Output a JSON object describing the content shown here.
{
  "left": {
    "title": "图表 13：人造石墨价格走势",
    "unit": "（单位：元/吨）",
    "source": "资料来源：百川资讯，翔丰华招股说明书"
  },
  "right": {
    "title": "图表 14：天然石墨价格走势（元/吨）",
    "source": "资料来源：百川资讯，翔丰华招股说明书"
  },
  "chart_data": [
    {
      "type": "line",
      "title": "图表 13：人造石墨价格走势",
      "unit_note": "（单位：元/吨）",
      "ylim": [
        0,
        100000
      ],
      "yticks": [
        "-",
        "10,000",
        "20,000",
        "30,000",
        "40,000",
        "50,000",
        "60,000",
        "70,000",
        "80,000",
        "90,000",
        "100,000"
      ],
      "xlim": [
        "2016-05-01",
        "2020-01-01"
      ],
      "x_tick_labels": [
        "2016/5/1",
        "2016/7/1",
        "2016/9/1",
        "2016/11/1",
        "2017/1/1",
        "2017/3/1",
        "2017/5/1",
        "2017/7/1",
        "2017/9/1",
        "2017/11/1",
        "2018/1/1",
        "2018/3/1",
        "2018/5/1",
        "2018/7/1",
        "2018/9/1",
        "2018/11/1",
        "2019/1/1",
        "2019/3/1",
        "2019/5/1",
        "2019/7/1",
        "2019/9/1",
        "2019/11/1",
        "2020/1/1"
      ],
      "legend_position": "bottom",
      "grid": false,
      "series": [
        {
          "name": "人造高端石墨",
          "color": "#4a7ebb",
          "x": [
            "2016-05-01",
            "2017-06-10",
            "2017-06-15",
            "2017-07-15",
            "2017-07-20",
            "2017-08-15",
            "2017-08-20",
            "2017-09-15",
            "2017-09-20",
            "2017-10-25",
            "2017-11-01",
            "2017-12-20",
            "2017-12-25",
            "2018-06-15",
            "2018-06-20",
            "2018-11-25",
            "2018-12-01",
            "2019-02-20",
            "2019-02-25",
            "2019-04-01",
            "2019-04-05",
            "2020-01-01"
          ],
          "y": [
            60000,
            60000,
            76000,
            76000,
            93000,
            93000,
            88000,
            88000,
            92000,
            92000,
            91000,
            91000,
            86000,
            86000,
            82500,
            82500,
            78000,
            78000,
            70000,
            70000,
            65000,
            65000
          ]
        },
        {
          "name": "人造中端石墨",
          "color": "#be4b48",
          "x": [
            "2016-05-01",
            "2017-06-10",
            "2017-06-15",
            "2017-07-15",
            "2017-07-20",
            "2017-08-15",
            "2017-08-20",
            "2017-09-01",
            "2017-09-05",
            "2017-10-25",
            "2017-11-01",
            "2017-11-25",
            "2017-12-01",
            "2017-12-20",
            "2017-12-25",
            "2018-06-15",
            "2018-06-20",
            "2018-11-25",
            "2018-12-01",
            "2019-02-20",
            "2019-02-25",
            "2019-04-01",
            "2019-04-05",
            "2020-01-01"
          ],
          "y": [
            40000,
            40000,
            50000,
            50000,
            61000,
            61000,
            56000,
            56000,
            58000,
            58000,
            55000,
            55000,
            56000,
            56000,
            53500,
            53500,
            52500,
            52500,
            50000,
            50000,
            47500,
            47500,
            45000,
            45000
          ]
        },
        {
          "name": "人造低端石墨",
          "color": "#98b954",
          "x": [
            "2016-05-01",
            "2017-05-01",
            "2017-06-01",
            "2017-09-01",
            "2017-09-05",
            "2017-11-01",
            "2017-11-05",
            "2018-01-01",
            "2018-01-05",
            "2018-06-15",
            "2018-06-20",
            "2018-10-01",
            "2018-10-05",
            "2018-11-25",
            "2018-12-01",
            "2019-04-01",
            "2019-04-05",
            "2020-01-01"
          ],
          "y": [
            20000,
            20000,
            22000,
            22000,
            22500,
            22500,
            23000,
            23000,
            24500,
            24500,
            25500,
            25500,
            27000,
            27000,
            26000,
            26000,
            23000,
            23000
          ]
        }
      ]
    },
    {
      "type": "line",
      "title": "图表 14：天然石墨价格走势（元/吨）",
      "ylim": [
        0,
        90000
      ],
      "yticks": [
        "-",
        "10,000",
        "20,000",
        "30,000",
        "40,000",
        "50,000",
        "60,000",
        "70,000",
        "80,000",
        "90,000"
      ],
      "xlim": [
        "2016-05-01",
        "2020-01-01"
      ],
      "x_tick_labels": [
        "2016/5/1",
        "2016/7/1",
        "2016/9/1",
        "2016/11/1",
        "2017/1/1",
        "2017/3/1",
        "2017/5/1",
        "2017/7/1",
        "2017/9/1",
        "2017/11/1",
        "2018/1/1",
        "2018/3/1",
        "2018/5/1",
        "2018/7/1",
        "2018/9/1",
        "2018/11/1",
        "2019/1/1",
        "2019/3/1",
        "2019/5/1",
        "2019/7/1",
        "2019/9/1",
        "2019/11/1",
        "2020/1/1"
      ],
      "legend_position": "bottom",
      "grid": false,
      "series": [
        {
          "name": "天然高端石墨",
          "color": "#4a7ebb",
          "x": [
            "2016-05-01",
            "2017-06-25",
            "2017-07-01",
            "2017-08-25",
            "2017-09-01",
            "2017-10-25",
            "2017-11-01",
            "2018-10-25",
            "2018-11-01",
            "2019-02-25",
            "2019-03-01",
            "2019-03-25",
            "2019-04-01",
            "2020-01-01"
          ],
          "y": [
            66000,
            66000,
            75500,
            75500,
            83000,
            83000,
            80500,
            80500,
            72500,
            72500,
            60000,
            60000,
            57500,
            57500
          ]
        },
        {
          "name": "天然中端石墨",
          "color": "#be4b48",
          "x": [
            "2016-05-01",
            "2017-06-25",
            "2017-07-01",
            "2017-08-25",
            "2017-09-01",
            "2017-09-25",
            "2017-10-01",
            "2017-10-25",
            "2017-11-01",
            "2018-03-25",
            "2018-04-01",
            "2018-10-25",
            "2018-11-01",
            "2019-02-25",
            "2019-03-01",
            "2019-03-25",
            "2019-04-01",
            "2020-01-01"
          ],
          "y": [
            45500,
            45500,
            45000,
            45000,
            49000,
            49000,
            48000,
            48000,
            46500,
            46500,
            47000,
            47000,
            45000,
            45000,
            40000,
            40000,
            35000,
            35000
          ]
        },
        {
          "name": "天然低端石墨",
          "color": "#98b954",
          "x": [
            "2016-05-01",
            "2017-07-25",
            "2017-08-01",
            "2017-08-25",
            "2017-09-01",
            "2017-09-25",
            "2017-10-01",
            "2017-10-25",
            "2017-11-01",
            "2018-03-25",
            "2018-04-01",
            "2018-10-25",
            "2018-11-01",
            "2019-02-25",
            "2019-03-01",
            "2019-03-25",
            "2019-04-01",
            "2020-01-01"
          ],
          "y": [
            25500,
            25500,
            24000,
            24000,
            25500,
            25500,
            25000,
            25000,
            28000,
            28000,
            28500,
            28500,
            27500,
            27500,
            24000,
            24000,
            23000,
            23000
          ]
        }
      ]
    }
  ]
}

##########

## Task to complete:
Write out the whole listing exactly.

## Result for this exercise:
Output a JSON object describing the content shown here.
{
  "left": {
    "title": "图表 13：人造石墨价格走势",
    "unit": "（单位：元/吨）",
    "source": "资料来源：百川资讯，翔丰华招股说明书"
  },
  "right": {
    "title": "图表 14：天然石墨价格走势（元/吨）",
    "source": "资料来源：百川资讯，翔丰华招股说明书"
  },
  "chart_data": [
    {
      "type": "line",
      "title": "图表 13：人造石墨价格走势",
      "unit_note": "（单位：元/吨）",
      "ylim": [
        0,
        100000
      ],
      "yticks": [
        "-",
        "10,000",
        "20,000",
        "30,000",
        "40,000",
        "50,000",
        "60,000",
        "70,000",
        "80,000",
        "90,000",
        "100,000"
      ],
      "xlim": [
        "2016-05-01",
        "2020-01-01"
      ],
      "x_tick_labels": [
        "2016/5/1",
        "2016/7/1",
        "2016/9/1",
        "2016/11/1",
        "2017/1/1",
        "2017/3/1",
        "2017/5/1",
        "2017/7/1",
        "2017/9/1",
        "2017/11/1",
        "2018/1/1",
        "2018/3/1",
        "2018/5/1",
        "2018/7/1",
        "2018/9/1",
        "2018/11/1",
        "2019/1/1",
        "2019/3/1",
        "2019/5/1",
        "2019/7/1",
        "2019/9/1",
        "2019/11/1",
        "2020/1/1"
      ],
      "legend_position": "bottom",
      "grid": false,
      "series": [
        {
          "name": "人造高端石墨",
          "color": "#4a7ebb",
          "x": [
            "2016-05-01",
            "2017-06-10",
            "2017-06-15",
            "2017-07-15",
            "2017-07-20",
            "2017-08-15",
            "2017-08-20",
            "2017-09-15",
            "2017-09-20",
            "2017-10-25",
            "2017-11-01",
            "2017-12-20",
            "2017-12-25",
            "2018-06-15",
            "2018-06-20",
            "2018-11-25",
            "2018-12-01",
            "2019-02-20",
            "2019-02-25",
            "2019-04-01",
            "2019-04-05",
            "2020-01-01"
          ],
          "y": [
            60000,
            60000,
            76000,
            76000,
            93000,
            93000,
            88000,
            88000,
            92000,
            92000,
            91000,
            91000,
            86000,
            86000,
            82500,
            82500,
            78000,
            78000,
            70000,
            70000,
            65000,
            65000
          ]
        },
        {
          "name": "人造中端石墨",
          "color": "#be4b48",
          "x": [
            "2016-05-01",
            "2017-06-10",
            "2017-06-15",
            "2017-07-15",
            "2017-07-20",
            "2017-08-15",
            "2017-08-20",
            "2017-09-01",
            "2017-09-05",
            "2017-10-25",
            "2017-11-01",
            "2017-11-25",
            "2017-12-01",
            "2017-12-20",
            "2017-12-25",
            "2018-06-15",
            "2018-06-20",
            "2018-11-25",
            "2018-12-01",
            "2019-02-20",
            "2019-02-25",
            "2019-04-01",
            "2019-04-05",
            "2020-01-01"
          ],
          "y": [
            40000,
            40000,
            50000,
            50000,
            61000,
            61000,
            56000,
            56000,
            58000,
            58000,
            55000,
            55000,
            56000,
            56000,
            53500,
            53500,
            52500,
            52500,
            50000,
            50000,
            47500,
            47500,
            45000,
            45000
          ]
        },
        {
          "name": "人造低端石墨",
          "color": "#98b954",
          "x": [
            "2016-05-01",
            "2017-05-01",
            "2017-06-01",
            "2017-09-01",
            "2017-09-05",
            "2017-11-01",
            "2017-11-05",
            "2018-01-01",
            "2018-01-05",
            "2018-06-15",
            "2018-06-20",
            "2018-10-01",
            "2018-10-05",
            "2018-11-25",
            "2018-12-01",
            "2019-04-01",
            "2019-04-05",
            "2020-01-01"
          ],
          "y": [
            20000,
            20000,
            22000,
            22000,
            22500,
            22500,
            23000,
            23000,
            24500,
            24500,
            25500,
            25500,
            27000,
            27000,
            26000,
            26000,
            23000,
            23000
          ]
        }
      ]
    },
    {
      "type": "line",
      "title": "图表 14：天然石墨价格走势（元/吨）",
      "ylim": [
        0,
        90000
      ],
      "yticks": [
        "-",
        "10,000",
        "20,000",
        "30,000",
        "40,000",
        "50,000",
        "60,000",
        "70,000",
        "80,000",
        "90,000"
      ],
      "xlim": [
        "2016-05-01",
        "2020-01-01"
      ],
      "x_tick_labels": [
        "2016/5/1",
        "2016/7/1",
        "2016/9/1",
        "2016/11/1",
        "2017/1/1",
        "2017/3/1",
        "2017/5/1",
        "2017/7/1",
        "2017/9/1",
        "2017/11/1",
        "2018/1/1",
        "2018/3/1",
        "2018/5/1",
        "2018/7/1",
        "2018/9/1",
        "2018/11/1",
        "2019/1/1",
        "2019/3/1",
        "2019/5/1",
        "2019/7/1",
        "2019/9/1",
        "2019/11/1",
        "2020/1/1"
      ],
      "legend_position": "bottom",
      "grid": false,
      "series": [
        {
          "name": "天然高端石墨",
          "color": "#4a7ebb",
          "x": [
            "2016-05-01",
            "2017-06-25",
            "2017-07-01",
            "2017-08-25",
            "2017-09-01",
            "2017-10-25",
            "2017-11-01",
            "2018-10-25",
            "2018-11-01",
            "2019-02-25",
            "2019-03-01",
            "2019-03-25",
            "2019-04-01",
            "2020-01-01"
          ],
          "y": [
            66000,
            66000,
            75500,
            75500,
            83000,
            83000,
            80500,
            80500,
            72500,
            72500,
            60000,
            60000,
            57500,
            57500
          ]
        },
        {
          "name": "天然中端石墨",
          "color": "#be4b48",
          "x": [
            "2016-05-01",
            "2017-06-25",
            "2017-07-01",
            "2017-08-25",
            "2017-09-01",
            "2017-09-25",
            "2017-10-01",
            "2017-10-25",
            "2017-11-01",
            "2018-03-25",
            "2018-04-01",
            "2018-10-25",
            "2018-11-01",
            "2019-02-25",
            "2019-03-01",
            "2019-03-25",
            "2019-04-01",
            "2020-01-01"
          ],
          "y": [
            45500,
            45500,
            45000,
            45000,
            49000,
            49000,
            48000,
            48000,
            46500,
            46500,
            47000,
            47000,
            45000,
            45000,
            40000,
            40000,
            35000,
            35000
          ]
        },
        {
          "name": "天然低端石墨",
          "color": "#98b954",
          "x": [
            "2016-05-01",
            "2017-07-25",
            "2017-08-01",
            "2017-08-25",
            "2017-09-01",
            "2017-09-25",
            "2017-10-01",
            "2017-10-25",
            "2017-11-01",
            "2018-03-25",
            "2018-04-01",
            "2018-10-25",
            "2018-11-01",
            "2019-02-25",
            "2019-03-01",
            "2019-03-25",
            "2019-04-01",
            "2020-01-01"
          ],
          "y": [
            25500,
            25500,
            24000,
            24000,
            25500,
            25500,
            25000,
            25000,
            28000,
            28000,
            28500,
            28500,
            27500,
            27500,
            24000,
            24000,
            23000,
            23000
          ]
        }
      ]
    }
  ]
}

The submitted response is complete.